**GIVEN EXERCISE**
Transcribe all the records exactly and omit any images they hold.

Start of DATA FOR THIS EXERCISE

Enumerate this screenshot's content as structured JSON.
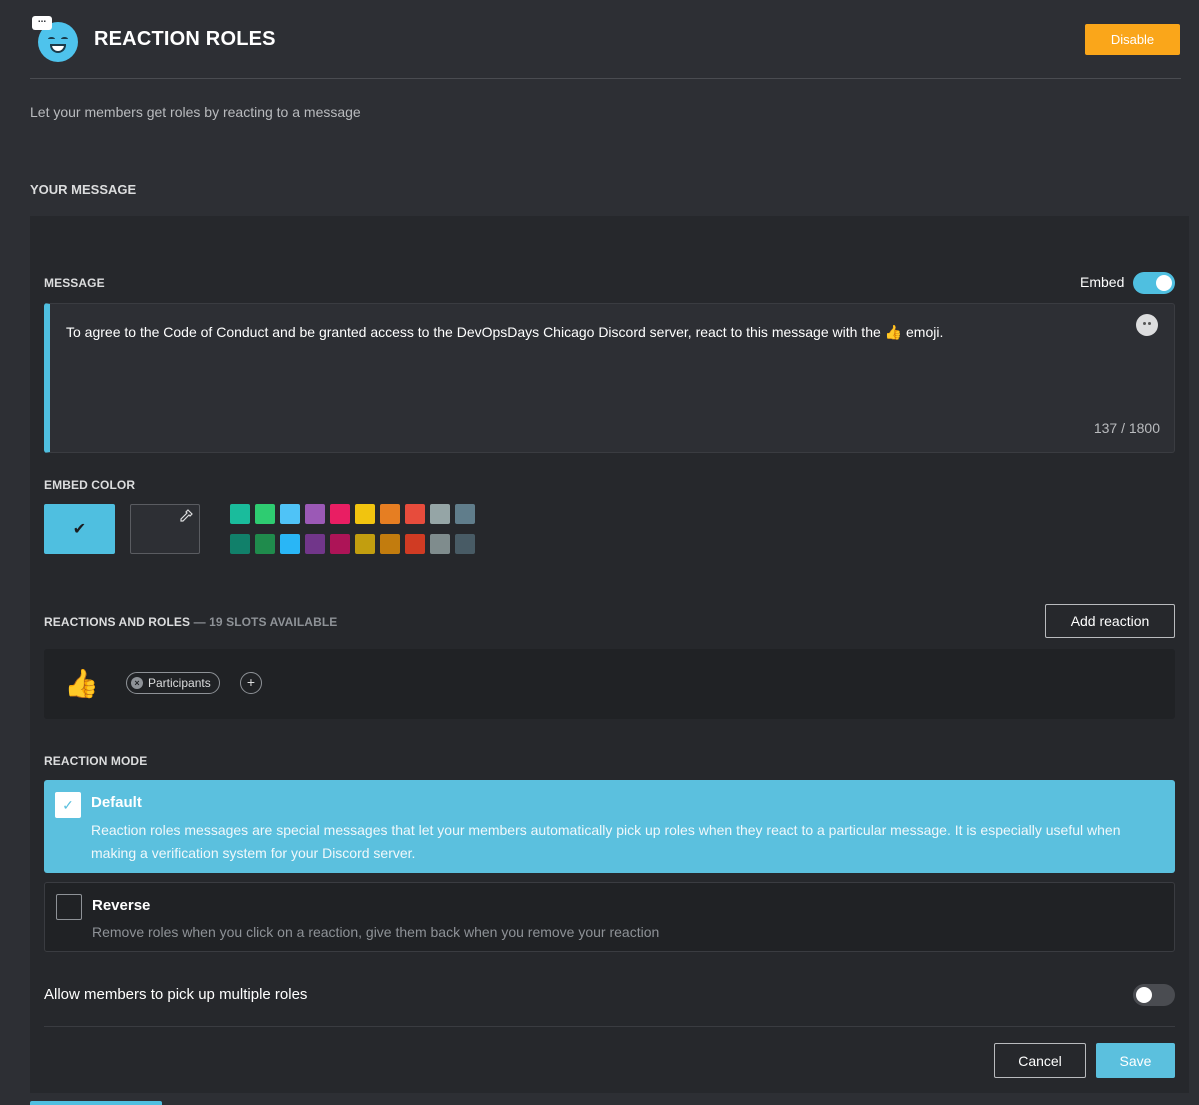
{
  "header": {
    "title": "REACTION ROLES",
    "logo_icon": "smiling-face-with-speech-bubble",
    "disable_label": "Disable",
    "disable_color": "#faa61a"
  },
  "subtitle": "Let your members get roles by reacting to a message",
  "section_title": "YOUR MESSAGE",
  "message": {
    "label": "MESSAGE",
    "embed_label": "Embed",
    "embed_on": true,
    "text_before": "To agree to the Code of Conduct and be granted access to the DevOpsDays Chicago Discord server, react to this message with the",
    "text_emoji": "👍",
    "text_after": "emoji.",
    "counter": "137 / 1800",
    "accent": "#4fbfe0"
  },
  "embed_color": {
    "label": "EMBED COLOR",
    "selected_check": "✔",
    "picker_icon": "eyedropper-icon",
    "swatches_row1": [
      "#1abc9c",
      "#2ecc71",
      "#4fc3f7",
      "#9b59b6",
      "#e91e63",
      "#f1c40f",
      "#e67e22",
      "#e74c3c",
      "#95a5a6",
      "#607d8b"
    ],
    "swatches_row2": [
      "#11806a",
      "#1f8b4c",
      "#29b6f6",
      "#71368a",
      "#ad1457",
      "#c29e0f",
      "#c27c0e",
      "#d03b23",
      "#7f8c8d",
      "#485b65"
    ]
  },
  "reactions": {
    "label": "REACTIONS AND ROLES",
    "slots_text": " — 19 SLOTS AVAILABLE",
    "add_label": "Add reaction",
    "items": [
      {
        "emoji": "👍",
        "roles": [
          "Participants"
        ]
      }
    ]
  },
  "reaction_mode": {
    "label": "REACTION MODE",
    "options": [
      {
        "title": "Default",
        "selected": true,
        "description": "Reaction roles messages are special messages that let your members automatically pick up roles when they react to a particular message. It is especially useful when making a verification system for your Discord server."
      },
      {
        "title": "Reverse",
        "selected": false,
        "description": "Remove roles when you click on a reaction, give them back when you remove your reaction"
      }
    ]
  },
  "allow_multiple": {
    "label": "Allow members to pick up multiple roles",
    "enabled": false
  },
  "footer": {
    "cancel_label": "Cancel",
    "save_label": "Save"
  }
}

End of DATA FOR THIS EXERCISE

**COMPLETE OUTPUT**
Enumerate this screenshot's content as structured JSON.
{
  "header": {
    "title": "REACTION ROLES",
    "logo_icon": "smiling-face-with-speech-bubble",
    "disable_label": "Disable",
    "disable_color": "#faa61a"
  },
  "subtitle": "Let your members get roles by reacting to a message",
  "section_title": "YOUR MESSAGE",
  "message": {
    "label": "MESSAGE",
    "embed_label": "Embed",
    "embed_on": true,
    "text_before": "To agree to the Code of Conduct and be granted access to the DevOpsDays Chicago Discord server, react to this message with the",
    "text_emoji": "👍",
    "text_after": "emoji.",
    "counter": "137 / 1800",
    "accent": "#4fbfe0"
  },
  "embed_color": {
    "label": "EMBED COLOR",
    "selected_check": "✔",
    "picker_icon": "eyedropper-icon",
    "swatches_row1": [
      "#1abc9c",
      "#2ecc71",
      "#4fc3f7",
      "#9b59b6",
      "#e91e63",
      "#f1c40f",
      "#e67e22",
      "#e74c3c",
      "#95a5a6",
      "#607d8b"
    ],
    "swatches_row2": [
      "#11806a",
      "#1f8b4c",
      "#29b6f6",
      "#71368a",
      "#ad1457",
      "#c29e0f",
      "#c27c0e",
      "#d03b23",
      "#7f8c8d",
      "#485b65"
    ]
  },
  "reactions": {
    "label": "REACTIONS AND ROLES",
    "slots_text": " — 19 SLOTS AVAILABLE",
    "add_label": "Add reaction",
    "items": [
      {
        "emoji": "👍",
        "roles": [
          "Participants"
        ]
      }
    ]
  },
  "reaction_mode": {
    "label": "REACTION MODE",
    "options": [
      {
        "title": "Default",
        "selected": true,
        "description": "Reaction roles messages are special messages that let your members automatically pick up roles when they react to a particular message. It is especially useful when making a verification system for your Discord server."
      },
      {
        "title": "Reverse",
        "selected": false,
        "description": "Remove roles when you click on a reaction, give them back when you remove your reaction"
      }
    ]
  },
  "allow_multiple": {
    "label": "Allow members to pick up multiple roles",
    "enabled": false
  },
  "footer": {
    "cancel_label": "Cancel",
    "save_label": "Save"
  }
}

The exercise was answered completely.